- _TO DO_:
Please write out the material below exactly as given.

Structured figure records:

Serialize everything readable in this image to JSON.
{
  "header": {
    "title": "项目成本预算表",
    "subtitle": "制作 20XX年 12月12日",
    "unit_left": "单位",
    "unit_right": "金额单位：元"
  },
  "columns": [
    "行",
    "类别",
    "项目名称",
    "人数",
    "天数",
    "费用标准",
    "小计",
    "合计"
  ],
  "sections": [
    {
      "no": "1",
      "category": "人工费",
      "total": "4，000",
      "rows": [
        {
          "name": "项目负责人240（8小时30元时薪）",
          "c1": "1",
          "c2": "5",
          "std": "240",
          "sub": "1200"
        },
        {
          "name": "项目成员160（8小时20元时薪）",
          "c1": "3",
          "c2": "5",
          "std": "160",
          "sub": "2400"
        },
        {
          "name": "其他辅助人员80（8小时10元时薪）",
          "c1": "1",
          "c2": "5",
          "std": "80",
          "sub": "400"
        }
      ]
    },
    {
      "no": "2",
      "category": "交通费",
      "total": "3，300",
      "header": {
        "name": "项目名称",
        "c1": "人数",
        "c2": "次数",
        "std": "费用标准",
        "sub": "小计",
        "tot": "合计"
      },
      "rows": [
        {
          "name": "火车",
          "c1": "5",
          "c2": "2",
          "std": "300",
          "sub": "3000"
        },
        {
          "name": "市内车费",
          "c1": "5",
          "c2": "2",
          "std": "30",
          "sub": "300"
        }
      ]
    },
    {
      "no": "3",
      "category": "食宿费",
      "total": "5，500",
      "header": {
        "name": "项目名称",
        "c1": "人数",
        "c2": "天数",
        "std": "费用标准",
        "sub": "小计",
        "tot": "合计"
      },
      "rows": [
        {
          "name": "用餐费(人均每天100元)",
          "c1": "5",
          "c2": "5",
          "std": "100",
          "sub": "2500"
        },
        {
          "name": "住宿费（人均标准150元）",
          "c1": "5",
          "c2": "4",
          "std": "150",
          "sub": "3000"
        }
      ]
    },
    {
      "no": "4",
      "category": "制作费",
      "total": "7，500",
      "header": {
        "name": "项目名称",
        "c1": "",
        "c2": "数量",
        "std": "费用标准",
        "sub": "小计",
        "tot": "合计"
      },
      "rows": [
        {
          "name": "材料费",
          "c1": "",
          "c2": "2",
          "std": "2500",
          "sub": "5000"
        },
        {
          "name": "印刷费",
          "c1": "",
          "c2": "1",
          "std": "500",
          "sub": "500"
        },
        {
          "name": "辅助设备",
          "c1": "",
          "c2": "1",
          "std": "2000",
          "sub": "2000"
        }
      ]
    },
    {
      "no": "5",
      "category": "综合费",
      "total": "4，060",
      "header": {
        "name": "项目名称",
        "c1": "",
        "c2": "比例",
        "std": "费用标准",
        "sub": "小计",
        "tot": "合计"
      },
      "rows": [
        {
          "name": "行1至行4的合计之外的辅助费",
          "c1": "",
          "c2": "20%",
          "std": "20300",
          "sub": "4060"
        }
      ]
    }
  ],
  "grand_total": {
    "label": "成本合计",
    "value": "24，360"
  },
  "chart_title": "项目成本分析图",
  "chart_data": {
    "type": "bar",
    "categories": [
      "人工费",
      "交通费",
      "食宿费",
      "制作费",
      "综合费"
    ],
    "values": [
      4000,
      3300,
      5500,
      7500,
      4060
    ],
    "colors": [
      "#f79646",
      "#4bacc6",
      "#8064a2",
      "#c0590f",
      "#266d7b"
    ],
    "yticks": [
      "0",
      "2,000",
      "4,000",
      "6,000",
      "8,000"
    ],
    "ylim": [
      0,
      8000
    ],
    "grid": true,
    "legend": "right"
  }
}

- _RIGHT ANSWER_:
Serialize everything readable in this image to JSON.
{
  "header": {
    "title": "项目成本预算表",
    "subtitle": "制作 20XX年 12月12日",
    "unit_left": "单位",
    "unit_right": "金额单位：元"
  },
  "columns": [
    "行",
    "类别",
    "项目名称",
    "人数",
    "天数",
    "费用标准",
    "小计",
    "合计"
  ],
  "sections": [
    {
      "no": "1",
      "category": "人工费",
      "total": "4，000",
      "rows": [
        {
          "name": "项目负责人240（8小时30元时薪）",
          "c1": "1",
          "c2": "5",
          "std": "240",
          "sub": "1200"
        },
        {
          "name": "项目成员160（8小时20元时薪）",
          "c1": "3",
          "c2": "5",
          "std": "160",
          "sub": "2400"
        },
        {
          "name": "其他辅助人员80（8小时10元时薪）",
          "c1": "1",
          "c2": "5",
          "std": "80",
          "sub": "400"
        }
      ]
    },
    {
      "no": "2",
      "category": "交通费",
      "total": "3，300",
      "header": {
        "name": "项目名称",
        "c1": "人数",
        "c2": "次数",
        "std": "费用标准",
        "sub": "小计",
        "tot": "合计"
      },
      "rows": [
        {
          "name": "火车",
          "c1": "5",
          "c2": "2",
          "std": "300",
          "sub": "3000"
        },
        {
          "name": "市内车费",
          "c1": "5",
          "c2": "2",
          "std": "30",
          "sub": "300"
        }
      ]
    },
    {
      "no": "3",
      "category": "食宿费",
      "total": "5，500",
      "header": {
        "name": "项目名称",
        "c1": "人数",
        "c2": "天数",
        "std": "费用标准",
        "sub": "小计",
        "tot": "合计"
      },
      "rows": [
        {
          "name": "用餐费(人均每天100元)",
          "c1": "5",
          "c2": "5",
          "std": "100",
          "sub": "2500"
        },
        {
          "name": "住宿费（人均标准150元）",
          "c1": "5",
          "c2": "4",
          "std": "150",
          "sub": "3000"
        }
      ]
    },
    {
      "no": "4",
      "category": "制作费",
      "total": "7，500",
      "header": {
        "name": "项目名称",
        "c1": "",
        "c2": "数量",
        "std": "费用标准",
        "sub": "小计",
        "tot": "合计"
      },
      "rows": [
        {
          "name": "材料费",
          "c1": "",
          "c2": "2",
          "std": "2500",
          "sub": "5000"
        },
        {
          "name": "印刷费",
          "c1": "",
          "c2": "1",
          "std": "500",
          "sub": "500"
        },
        {
          "name": "辅助设备",
          "c1": "",
          "c2": "1",
          "std": "2000",
          "sub": "2000"
        }
      ]
    },
    {
      "no": "5",
      "category": "综合费",
      "total": "4，060",
      "header": {
        "name": "项目名称",
        "c1": "",
        "c2": "比例",
        "std": "费用标准",
        "sub": "小计",
        "tot": "合计"
      },
      "rows": [
        {
          "name": "行1至行4的合计之外的辅助费",
          "c1": "",
          "c2": "20%",
          "std": "20300",
          "sub": "4060"
        }
      ]
    }
  ],
  "grand_total": {
    "label": "成本合计",
    "value": "24，360"
  },
  "chart_title": "项目成本分析图",
  "chart_data": {
    "type": "bar",
    "categories": [
      "人工费",
      "交通费",
      "食宿费",
      "制作费",
      "综合费"
    ],
    "values": [
      4000,
      3300,
      5500,
      7500,
      4060
    ],
    "colors": [
      "#f79646",
      "#4bacc6",
      "#8064a2",
      "#c0590f",
      "#266d7b"
    ],
    "yticks": [
      "0",
      "2,000",
      "4,000",
      "6,000",
      "8,000"
    ],
    "ylim": [
      0,
      8000
    ],
    "grid": true,
    "legend": "right"
  }
}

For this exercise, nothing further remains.